Stored items:
▬▬▬▬▬▬
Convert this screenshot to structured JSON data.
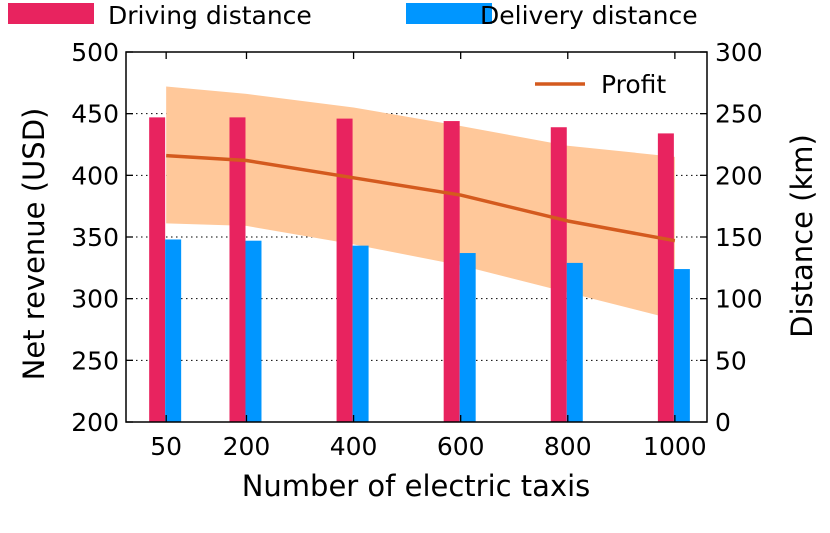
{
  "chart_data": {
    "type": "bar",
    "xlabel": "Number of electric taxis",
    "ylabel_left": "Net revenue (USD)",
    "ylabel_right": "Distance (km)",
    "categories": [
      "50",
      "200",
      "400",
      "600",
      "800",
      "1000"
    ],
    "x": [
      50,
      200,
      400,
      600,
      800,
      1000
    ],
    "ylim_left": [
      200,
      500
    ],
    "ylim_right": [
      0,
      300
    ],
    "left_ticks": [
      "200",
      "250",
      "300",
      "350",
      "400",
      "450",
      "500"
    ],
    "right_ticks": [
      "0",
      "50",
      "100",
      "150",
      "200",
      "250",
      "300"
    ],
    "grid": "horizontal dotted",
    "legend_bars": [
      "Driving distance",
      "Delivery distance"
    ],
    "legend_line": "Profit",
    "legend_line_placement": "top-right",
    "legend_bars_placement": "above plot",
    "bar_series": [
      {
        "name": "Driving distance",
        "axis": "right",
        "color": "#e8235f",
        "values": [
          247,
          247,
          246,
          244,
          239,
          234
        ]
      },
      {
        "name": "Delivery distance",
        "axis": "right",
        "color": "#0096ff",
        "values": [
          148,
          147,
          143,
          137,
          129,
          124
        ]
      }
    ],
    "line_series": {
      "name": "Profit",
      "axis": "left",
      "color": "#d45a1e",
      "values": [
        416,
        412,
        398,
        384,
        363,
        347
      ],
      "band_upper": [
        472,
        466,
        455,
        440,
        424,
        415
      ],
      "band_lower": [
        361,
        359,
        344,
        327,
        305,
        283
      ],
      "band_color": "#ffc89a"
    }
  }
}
▬▬▬▬▬▬
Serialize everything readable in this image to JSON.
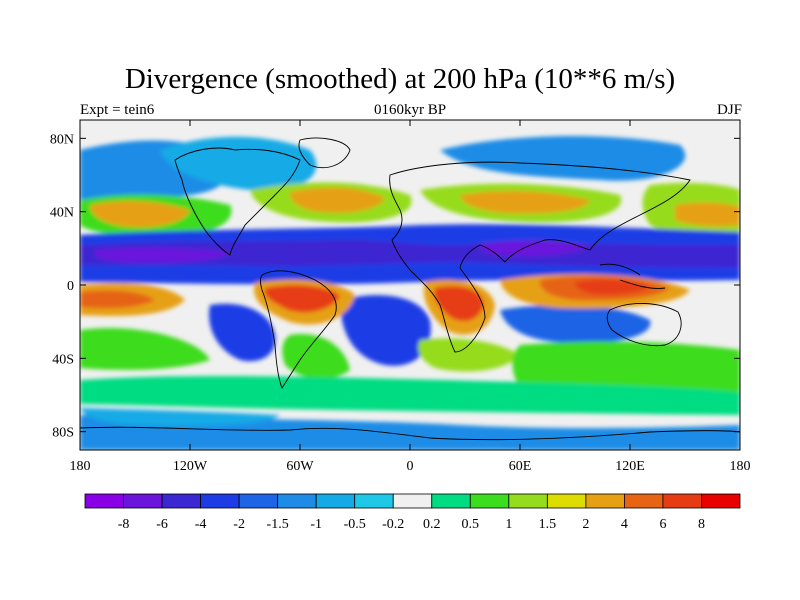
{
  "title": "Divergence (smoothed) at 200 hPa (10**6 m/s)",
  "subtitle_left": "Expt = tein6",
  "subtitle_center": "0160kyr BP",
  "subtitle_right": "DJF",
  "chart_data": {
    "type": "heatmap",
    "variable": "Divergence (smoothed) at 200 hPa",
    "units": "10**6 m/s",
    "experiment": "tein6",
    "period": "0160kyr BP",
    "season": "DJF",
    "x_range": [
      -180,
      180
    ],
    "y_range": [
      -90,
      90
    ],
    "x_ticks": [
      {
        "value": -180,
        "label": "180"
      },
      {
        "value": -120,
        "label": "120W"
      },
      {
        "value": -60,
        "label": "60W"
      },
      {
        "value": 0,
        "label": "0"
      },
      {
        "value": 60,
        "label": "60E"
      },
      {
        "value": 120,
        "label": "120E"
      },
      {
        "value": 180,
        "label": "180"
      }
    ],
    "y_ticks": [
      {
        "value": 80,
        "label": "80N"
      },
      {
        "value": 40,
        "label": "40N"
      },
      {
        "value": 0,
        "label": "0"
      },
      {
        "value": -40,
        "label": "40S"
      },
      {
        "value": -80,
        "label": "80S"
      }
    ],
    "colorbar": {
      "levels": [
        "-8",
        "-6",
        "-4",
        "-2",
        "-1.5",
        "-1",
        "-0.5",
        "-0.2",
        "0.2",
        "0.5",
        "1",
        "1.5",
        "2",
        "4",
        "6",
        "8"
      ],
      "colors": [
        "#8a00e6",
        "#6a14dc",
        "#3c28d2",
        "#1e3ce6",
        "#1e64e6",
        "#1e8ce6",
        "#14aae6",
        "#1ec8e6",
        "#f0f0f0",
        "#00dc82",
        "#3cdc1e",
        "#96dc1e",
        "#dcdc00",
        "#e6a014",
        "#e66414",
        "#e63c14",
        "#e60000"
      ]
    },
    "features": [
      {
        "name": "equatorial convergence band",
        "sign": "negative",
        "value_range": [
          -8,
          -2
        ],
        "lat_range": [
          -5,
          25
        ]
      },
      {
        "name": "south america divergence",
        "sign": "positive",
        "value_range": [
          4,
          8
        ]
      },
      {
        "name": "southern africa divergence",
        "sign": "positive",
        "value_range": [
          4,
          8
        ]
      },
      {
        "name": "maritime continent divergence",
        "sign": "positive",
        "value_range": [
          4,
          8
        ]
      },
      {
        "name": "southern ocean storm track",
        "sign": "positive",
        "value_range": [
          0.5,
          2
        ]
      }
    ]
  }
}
▬▬▬▬▬▬
● Written task
Collect the complete line wherever the string "smoothed" appears in the records.

● Output below
  "title": "Divergence (smoothed) at 200 hPa (10**6 m/s)",
    "variable": "Divergence (smoothed) at 200 hPa",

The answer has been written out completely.